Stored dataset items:
▬▬▬
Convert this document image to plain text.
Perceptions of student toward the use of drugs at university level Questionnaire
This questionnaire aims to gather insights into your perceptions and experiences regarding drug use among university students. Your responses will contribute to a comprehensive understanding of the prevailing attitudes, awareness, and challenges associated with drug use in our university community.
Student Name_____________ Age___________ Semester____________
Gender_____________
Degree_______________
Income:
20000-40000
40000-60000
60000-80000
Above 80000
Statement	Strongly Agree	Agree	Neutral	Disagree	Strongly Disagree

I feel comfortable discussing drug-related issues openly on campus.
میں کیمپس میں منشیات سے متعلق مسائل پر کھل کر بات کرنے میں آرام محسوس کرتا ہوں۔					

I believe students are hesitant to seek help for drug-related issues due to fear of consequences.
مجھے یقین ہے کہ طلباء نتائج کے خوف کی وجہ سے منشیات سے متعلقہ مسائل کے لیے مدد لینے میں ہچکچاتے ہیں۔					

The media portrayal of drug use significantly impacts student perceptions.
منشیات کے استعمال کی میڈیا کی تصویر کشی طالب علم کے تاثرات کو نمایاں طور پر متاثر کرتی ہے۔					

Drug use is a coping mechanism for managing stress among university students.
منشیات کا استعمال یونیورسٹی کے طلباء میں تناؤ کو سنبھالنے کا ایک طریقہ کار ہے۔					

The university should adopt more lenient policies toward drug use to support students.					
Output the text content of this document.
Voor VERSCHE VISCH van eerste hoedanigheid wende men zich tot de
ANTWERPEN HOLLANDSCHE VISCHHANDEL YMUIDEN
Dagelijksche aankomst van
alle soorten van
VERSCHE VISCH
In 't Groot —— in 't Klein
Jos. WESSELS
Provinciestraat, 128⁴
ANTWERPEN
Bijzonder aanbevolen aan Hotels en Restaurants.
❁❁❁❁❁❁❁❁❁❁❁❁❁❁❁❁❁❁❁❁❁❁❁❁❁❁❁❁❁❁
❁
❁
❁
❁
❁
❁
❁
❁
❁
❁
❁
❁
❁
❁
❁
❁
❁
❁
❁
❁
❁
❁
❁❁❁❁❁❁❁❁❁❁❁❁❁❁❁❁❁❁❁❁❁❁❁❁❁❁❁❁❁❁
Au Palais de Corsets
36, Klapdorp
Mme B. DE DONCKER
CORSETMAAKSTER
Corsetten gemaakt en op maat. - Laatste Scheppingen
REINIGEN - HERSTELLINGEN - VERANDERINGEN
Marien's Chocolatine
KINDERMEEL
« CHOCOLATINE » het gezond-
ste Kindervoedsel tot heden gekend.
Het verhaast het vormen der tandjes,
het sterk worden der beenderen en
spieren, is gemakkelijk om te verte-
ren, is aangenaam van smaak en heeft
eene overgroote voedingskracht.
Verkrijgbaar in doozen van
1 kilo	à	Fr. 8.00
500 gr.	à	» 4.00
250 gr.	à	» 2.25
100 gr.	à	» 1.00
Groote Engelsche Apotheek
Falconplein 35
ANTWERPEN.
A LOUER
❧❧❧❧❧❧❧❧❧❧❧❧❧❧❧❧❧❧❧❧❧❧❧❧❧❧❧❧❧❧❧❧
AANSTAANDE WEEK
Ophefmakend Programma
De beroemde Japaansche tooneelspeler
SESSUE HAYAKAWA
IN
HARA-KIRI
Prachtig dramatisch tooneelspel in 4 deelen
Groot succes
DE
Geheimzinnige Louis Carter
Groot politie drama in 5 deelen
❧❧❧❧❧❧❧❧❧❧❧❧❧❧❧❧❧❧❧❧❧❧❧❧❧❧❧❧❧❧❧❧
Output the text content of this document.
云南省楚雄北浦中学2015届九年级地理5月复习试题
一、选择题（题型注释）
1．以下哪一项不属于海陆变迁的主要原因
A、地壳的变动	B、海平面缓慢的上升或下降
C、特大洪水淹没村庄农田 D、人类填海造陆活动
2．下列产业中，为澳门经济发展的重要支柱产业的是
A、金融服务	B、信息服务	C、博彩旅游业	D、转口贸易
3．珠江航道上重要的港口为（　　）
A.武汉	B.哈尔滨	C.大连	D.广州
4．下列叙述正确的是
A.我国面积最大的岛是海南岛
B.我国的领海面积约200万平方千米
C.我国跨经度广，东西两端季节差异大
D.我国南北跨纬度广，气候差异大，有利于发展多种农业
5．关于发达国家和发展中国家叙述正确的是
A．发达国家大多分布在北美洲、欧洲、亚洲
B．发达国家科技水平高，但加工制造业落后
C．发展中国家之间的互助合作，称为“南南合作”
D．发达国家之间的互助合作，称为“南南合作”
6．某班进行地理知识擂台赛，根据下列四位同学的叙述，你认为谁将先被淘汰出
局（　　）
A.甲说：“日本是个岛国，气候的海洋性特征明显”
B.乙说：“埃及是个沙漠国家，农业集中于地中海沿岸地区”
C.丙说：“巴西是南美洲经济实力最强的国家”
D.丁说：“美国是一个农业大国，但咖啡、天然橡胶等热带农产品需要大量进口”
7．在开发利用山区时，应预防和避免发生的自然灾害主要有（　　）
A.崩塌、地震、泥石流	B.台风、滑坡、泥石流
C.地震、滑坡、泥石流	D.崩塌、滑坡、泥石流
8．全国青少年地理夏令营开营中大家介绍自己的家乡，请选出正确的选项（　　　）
▬▬▬
WRITTEN TASK >> All entries must be repeated verbatim.

RESULT >>
Convert this document image to plain text.
Perceptions of student toward the use of drugs at university level Questionnaire
This questionnaire aims to gather insights into your perceptions and experiences regarding drug use among university students. Your responses will contribute to a comprehensive understanding of the prevailing attitudes, awareness, and challenges associated with drug use in our university community.
Student Name_____________ Age___________ Semester____________
Gender_____________
Degree_______________
Income:
20000-40000
40000-60000
60000-80000
Above 80000
Statement	Strongly Agree	Agree	Neutral	Disagree	Strongly Disagree

I feel comfortable discussing drug-related issues openly on campus.
میں کیمپس میں منشیات سے متعلق مسائل پر کھل کر بات کرنے میں آرام محسوس کرتا ہوں۔					

I believe students are hesitant to seek help for drug-related issues due to fear of consequences.
مجھے یقین ہے کہ طلباء نتائج کے خوف کی وجہ سے منشیات سے متعلقہ مسائل کے لیے مدد لینے میں ہچکچاتے ہیں۔					

The media portrayal of drug use significantly impacts student perceptions.
منشیات کے استعمال کی میڈیا کی تصویر کشی طالب علم کے تاثرات کو نمایاں طور پر متاثر کرتی ہے۔					

Drug use is a coping mechanism for managing stress among university students.
منشیات کا استعمال یونیورسٹی کے طلباء میں تناؤ کو سنبھالنے کا ایک طریقہ کار ہے۔					

The university should adopt more lenient policies toward drug use to support students.					
Output the text content of this document.
Voor VERSCHE VISCH van eerste hoedanigheid wende men zich tot de
ANTWERPEN HOLLANDSCHE VISCHHANDEL YMUIDEN
Dagelijksche aankomst van
alle soorten van
VERSCHE VISCH
In 't Groot —— in 't Klein
Jos. WESSELS
Provinciestraat, 128⁴
ANTWERPEN
Bijzonder aanbevolen aan Hotels en Restaurants.
❁❁❁❁❁❁❁❁❁❁❁❁❁❁❁❁❁❁❁❁❁❁❁❁❁❁❁❁❁❁
❁
❁
❁
❁
❁
❁
❁
❁
❁
❁
❁
❁
❁
❁
❁
❁
❁
❁
❁
❁
❁
❁
❁❁❁❁❁❁❁❁❁❁❁❁❁❁❁❁❁❁❁❁❁❁❁❁❁❁❁❁❁❁
Au Palais de Corsets
36, Klapdorp
Mme B. DE DONCKER
CORSETMAAKSTER
Corsetten gemaakt en op maat. - Laatste Scheppingen
REINIGEN - HERSTELLINGEN - VERANDERINGEN
Marien's Chocolatine
KINDERMEEL
« CHOCOLATINE » het gezond-
ste Kindervoedsel tot heden gekend.
Het verhaast het vormen der tandjes,
het sterk worden der beenderen en
spieren, is gemakkelijk om te verte-
ren, is aangenaam van smaak en heeft
eene overgroote voedingskracht.
Verkrijgbaar in doozen van
1 kilo	à	Fr. 8.00
500 gr.	à	» 4.00
250 gr.	à	» 2.25
100 gr.	à	» 1.00
Groote Engelsche Apotheek
Falconplein 35
ANTWERPEN.
A LOUER
❧❧❧❧❧❧❧❧❧❧❧❧❧❧❧❧❧❧❧❧❧❧❧❧❧❧❧❧❧❧❧❧
AANSTAANDE WEEK
Ophefmakend Programma
De beroemde Japaansche tooneelspeler
SESSUE HAYAKAWA
IN
HARA-KIRI
Prachtig dramatisch tooneelspel in 4 deelen
Groot succes
DE
Geheimzinnige Louis Carter
Groot politie drama in 5 deelen
❧❧❧❧❧❧❧❧❧❧❧❧❧❧❧❧❧❧❧❧❧❧❧❧❧❧❧❧❧❧❧❧
Output the text content of this document.
云南省楚雄北浦中学2015届九年级地理5月复习试题
一、选择题（题型注释）
1．以下哪一项不属于海陆变迁的主要原因
A、地壳的变动	B、海平面缓慢的上升或下降
C、特大洪水淹没村庄农田 D、人类填海造陆活动
2．下列产业中，为澳门经济发展的重要支柱产业的是
A、金融服务	B、信息服务	C、博彩旅游业	D、转口贸易
3．珠江航道上重要的港口为（　　）
A.武汉	B.哈尔滨	C.大连	D.广州
4．下列叙述正确的是
A.我国面积最大的岛是海南岛
B.我国的领海面积约200万平方千米
C.我国跨经度广，东西两端季节差异大
D.我国南北跨纬度广，气候差异大，有利于发展多种农业
5．关于发达国家和发展中国家叙述正确的是
A．发达国家大多分布在北美洲、欧洲、亚洲
B．发达国家科技水平高，但加工制造业落后
C．发展中国家之间的互助合作，称为“南南合作”
D．发达国家之间的互助合作，称为“南南合作”
6．某班进行地理知识擂台赛，根据下列四位同学的叙述，你认为谁将先被淘汰出
局（　　）
A.甲说：“日本是个岛国，气候的海洋性特征明显”
B.乙说：“埃及是个沙漠国家，农业集中于地中海沿岸地区”
C.丙说：“巴西是南美洲经济实力最强的国家”
D.丁说：“美国是一个农业大国，但咖啡、天然橡胶等热带农产品需要大量进口”
7．在开发利用山区时，应预防和避免发生的自然灾害主要有（　　）
A.崩塌、地震、泥石流	B.台风、滑坡、泥石流
C.地震、滑坡、泥石流	D.崩塌、滑坡、泥石流
8．全国青少年地理夏令营开营中大家介绍自己的家乡，请选出正确的选项（　　　）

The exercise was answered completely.